Ottenton nennt man eine Gruppe von sechs Sangspruchstrophen Walthers von der Vogelweide, eines der bekanntesten deutschen Dichter des Mittelalters (in der Ausgabe von Lachmann 11,30ff.). Drei dieser Strophen begrüßen Kaiser Otto IV., der auf dem Reichstag zu Frankfurt 1212 erschien, und sind daher exakt datierbar. Sie sind formal aufeinander abgestimmt, indem alle drei mit der Anrede Hêr keiser beginnen. Die anderen drei enthalten vehemente Angriffe gegen den Papst, die diesem vorwerfen, seine Meinung willkürlich zu ändern. Das ist darauf zu beziehen, dass Papst Innozenz III. 1209 den Welfen Otto zum Kaiser gekrönt hatte, aber schon 1211/1212 dem jungen Staufer Friedrich II. den Vorzug gab. Auch diese drei Strophen verfasste Walther also für Otto.

- Datenteil:
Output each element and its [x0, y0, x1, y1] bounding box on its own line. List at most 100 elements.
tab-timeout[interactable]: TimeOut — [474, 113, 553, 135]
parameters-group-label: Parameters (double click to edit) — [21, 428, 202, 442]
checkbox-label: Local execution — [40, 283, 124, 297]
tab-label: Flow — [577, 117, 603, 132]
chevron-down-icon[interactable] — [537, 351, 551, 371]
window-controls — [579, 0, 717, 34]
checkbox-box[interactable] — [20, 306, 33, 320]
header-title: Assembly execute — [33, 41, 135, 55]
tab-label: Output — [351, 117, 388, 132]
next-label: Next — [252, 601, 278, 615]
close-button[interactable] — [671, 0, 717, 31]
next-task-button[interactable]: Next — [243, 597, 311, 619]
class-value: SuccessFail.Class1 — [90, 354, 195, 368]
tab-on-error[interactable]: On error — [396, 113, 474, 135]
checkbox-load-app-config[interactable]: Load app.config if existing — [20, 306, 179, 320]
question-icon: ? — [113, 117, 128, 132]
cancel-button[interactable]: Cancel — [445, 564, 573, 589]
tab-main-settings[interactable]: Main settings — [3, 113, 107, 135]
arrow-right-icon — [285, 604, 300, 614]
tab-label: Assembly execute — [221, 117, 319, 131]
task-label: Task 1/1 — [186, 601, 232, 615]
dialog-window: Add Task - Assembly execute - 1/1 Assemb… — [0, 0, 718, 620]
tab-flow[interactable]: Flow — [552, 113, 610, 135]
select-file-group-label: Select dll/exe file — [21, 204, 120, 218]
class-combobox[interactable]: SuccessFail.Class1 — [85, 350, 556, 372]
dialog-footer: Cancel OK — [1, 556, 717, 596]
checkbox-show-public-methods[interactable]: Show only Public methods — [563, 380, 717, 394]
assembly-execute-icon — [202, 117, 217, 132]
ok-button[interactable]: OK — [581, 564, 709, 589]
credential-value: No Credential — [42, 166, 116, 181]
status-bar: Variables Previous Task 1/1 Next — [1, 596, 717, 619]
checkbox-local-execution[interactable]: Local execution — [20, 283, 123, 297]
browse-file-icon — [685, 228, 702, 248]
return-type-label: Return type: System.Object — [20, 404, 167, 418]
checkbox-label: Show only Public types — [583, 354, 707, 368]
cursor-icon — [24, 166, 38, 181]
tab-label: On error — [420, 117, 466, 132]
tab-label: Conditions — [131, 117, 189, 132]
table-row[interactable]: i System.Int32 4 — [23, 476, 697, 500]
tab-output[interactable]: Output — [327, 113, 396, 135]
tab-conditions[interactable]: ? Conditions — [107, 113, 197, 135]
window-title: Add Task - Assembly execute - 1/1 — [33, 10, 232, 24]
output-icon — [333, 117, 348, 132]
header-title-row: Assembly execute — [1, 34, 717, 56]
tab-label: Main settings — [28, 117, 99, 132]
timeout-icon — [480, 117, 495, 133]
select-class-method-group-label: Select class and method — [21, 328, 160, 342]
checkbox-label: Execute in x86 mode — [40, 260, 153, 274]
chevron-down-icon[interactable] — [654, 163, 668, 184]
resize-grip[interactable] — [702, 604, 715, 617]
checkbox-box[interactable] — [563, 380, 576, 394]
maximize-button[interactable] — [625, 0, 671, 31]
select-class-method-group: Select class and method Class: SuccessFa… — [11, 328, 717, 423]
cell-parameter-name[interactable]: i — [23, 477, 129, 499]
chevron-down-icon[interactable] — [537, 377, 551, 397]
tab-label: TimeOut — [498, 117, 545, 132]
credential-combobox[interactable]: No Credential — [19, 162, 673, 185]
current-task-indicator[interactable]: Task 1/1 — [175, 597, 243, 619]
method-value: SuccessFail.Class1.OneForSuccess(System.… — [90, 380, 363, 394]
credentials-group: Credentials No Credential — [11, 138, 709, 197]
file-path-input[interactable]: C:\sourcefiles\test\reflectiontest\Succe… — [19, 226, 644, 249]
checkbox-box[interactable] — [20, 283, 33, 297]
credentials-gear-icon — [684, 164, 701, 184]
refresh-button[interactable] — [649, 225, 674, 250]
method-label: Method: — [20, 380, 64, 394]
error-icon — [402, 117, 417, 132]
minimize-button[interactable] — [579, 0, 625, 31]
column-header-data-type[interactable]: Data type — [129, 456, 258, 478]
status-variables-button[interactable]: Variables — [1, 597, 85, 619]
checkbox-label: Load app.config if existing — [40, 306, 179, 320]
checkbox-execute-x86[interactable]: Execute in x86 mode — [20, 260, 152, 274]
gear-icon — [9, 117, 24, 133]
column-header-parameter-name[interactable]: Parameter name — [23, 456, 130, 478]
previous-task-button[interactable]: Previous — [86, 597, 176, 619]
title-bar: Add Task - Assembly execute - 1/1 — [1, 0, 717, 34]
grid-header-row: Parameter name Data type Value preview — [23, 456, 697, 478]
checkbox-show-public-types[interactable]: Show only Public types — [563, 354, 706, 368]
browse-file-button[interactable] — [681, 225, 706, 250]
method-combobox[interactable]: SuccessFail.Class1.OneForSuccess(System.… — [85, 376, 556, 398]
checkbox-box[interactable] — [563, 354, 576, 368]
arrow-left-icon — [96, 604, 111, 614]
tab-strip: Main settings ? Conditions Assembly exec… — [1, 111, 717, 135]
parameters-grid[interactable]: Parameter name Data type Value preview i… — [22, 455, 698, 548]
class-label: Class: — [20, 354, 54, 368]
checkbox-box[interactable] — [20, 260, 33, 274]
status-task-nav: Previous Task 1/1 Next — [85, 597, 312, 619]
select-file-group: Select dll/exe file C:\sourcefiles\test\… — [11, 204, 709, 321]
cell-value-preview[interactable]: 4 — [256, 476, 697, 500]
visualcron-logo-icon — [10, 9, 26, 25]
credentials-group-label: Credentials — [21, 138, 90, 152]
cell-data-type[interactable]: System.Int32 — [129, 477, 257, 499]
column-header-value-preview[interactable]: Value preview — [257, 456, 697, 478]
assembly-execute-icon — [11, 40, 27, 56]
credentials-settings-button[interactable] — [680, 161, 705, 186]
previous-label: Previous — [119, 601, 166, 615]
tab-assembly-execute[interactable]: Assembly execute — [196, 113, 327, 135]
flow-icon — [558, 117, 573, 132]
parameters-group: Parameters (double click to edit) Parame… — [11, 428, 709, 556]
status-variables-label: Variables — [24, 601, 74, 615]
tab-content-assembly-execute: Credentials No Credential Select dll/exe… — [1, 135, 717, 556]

- Aufgabendetails:
Gib aus dem Text über den Ottenton alles von „Ottenton nennt man“ bis hinunter zu „also für Otto.“ wortgetreu aus. Die Zeilen sind eigenständiges Material und unabhängig vom Text über den Ottenton.

- Die Antwort:
Ottenton nennt man eine Gruppe von sechs Sangspruchstrophen Walthers von der Vogelweide, eines der bekanntesten deutschen Dichter des Mittelalters (in der Ausgabe von Lachmann 11,30ff.). Drei dieser Strophen begrüßen Kaiser Otto IV., der auf dem Reichstag zu Frankfurt 1212 erschien, und sind daher exakt datierbar. Sie sind formal aufeinander abgestimmt, indem alle drei mit der Anrede Hêr keiser beginnen. Die anderen drei enthalten vehemente Angriffe gegen den Papst, die diesem vorwerfen, seine Meinung willkürlich zu ändern. Das ist darauf zu beziehen, dass Papst Innozenz III. 1209 den Welfen Otto zum Kaiser gekrönt hatte, aber schon 1211/1212 dem jungen Staufer Friedrich II. den Vorzug gab. Auch diese drei Strophen verfasste Walther also für Otto.